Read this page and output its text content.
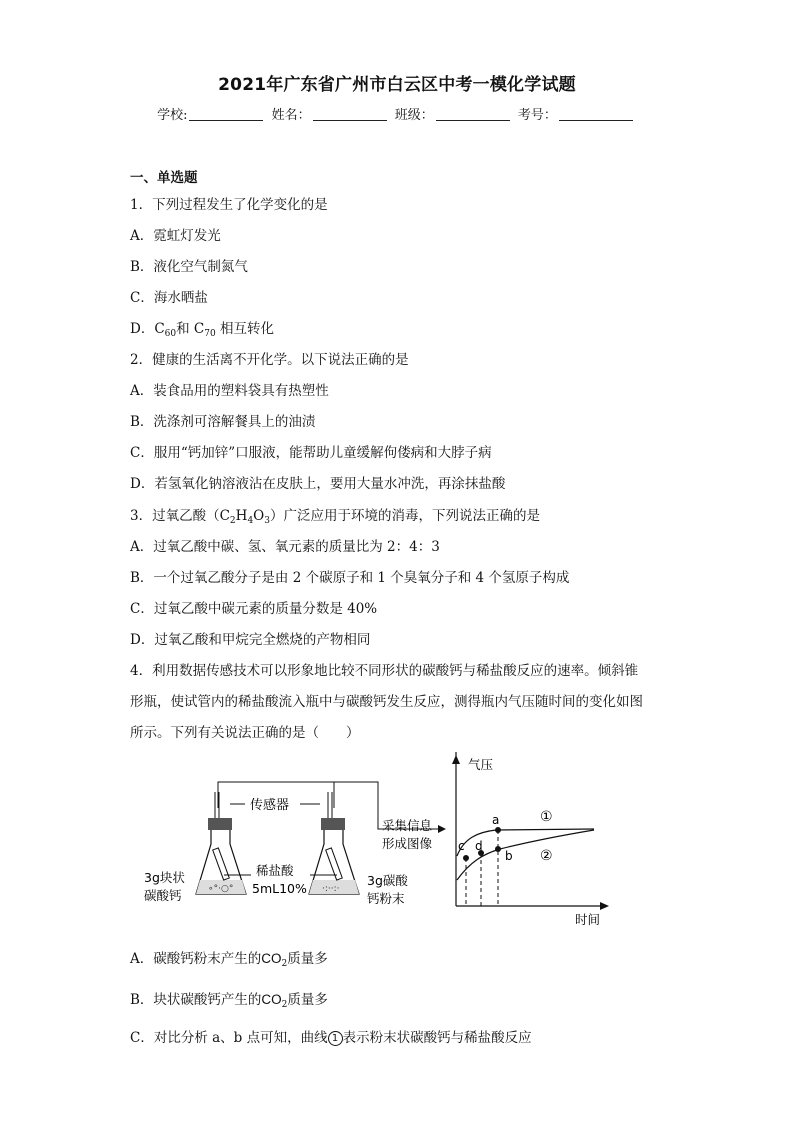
2021年广东省广州市白云区中考一模化学试题
学校:	姓名：	班级：	考号：
一、单选题
1．下列过程发生了化学变化的是
A．霓虹灯发光
B．液化空气制氮气
C．海水晒盐
D．$C_{60}$和 $C_{70}$ 相互转化
2．健康的生活离不开化学。以下说法正确的是
A．装食品用的塑料袋具有热塑性
B．洗涤剂可溶解餐具上的油渍
C．服用“钙加锌”口服液，能帮助儿童缓解佝偻病和大脖子病
D．若氢氧化钠溶液沾在皮肤上，要用大量水冲洗，再涂抹盐酸
3．过氧乙酸$(C_2H_4O_3)$广泛应用于环境的消毒，下列说法正确的是
A．过氧乙酸中碳、氢、氧元素的质量比为 2：4：3
B．一个过氧乙酸分子是由 2 个碳原子和 1 个臭氧分子和 4 个氢原子构成
C．过氧乙酸中碳元素的质量分数是 40%
D．过氧乙酸和甲烷完全燃烧的产物相同
4．利用数据传感技术可以形象地比较不同形状的碳酸钙与稀盐酸反应的速率。倾斜锥
形瓶，使试管内的稀盐酸流入瓶中与碳酸钙发生反应，测得瓶内气压随时间的变化如图
所示。下列有关说法正确的是（　　）
传感器
∘°·○°	·:··:·
3g块状
碳酸钙
稀盐酸
5mL10%
3g碳酸
钙粉末
采集信息
形成图像
气压
时间
a
b
c d
①
②
A．碳酸钙粉末产生的$CO_2$质量多
B．块状碳酸钙产生的$CO_2$质量多
C．对比分析 a、b 点可知，曲线 1 表示粉末状碳酸钙与稀盐酸反应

_Prompt:_
All entries are to be retyped exactly. Omit any embedded images.

_Result for this exercise:_
Read this page and output its text content.
2021年广东省广州市白云区中考一模化学试题
学校:	姓名：	班级：	考号：
一、单选题
1．下列过程发生了化学变化的是
A．霓虹灯发光
B．液化空气制氮气
C．海水晒盐
D．$C_{60}$和 $C_{70}$ 相互转化
2．健康的生活离不开化学。以下说法正确的是
A．装食品用的塑料袋具有热塑性
B．洗涤剂可溶解餐具上的油渍
C．服用“钙加锌”口服液，能帮助儿童缓解佝偻病和大脖子病
D．若氢氧化钠溶液沾在皮肤上，要用大量水冲洗，再涂抹盐酸
3．过氧乙酸$(C_2H_4O_3)$广泛应用于环境的消毒，下列说法正确的是
A．过氧乙酸中碳、氢、氧元素的质量比为 2：4：3
B．一个过氧乙酸分子是由 2 个碳原子和 1 个臭氧分子和 4 个氢原子构成
C．过氧乙酸中碳元素的质量分数是 40%
D．过氧乙酸和甲烷完全燃烧的产物相同
4．利用数据传感技术可以形象地比较不同形状的碳酸钙与稀盐酸反应的速率。倾斜锥
形瓶，使试管内的稀盐酸流入瓶中与碳酸钙发生反应，测得瓶内气压随时间的变化如图
所示。下列有关说法正确的是（　　）
传感器
∘°·○°	·:··:·
3g块状
碳酸钙
稀盐酸
5mL10%
3g碳酸
钙粉末
采集信息
形成图像
气压
时间
a
b
c d
①
②
A．碳酸钙粉末产生的$CO_2$质量多
B．块状碳酸钙产生的$CO_2$质量多
C．对比分析 a、b 点可知，曲线 1 表示粉末状碳酸钙与稀盐酸反应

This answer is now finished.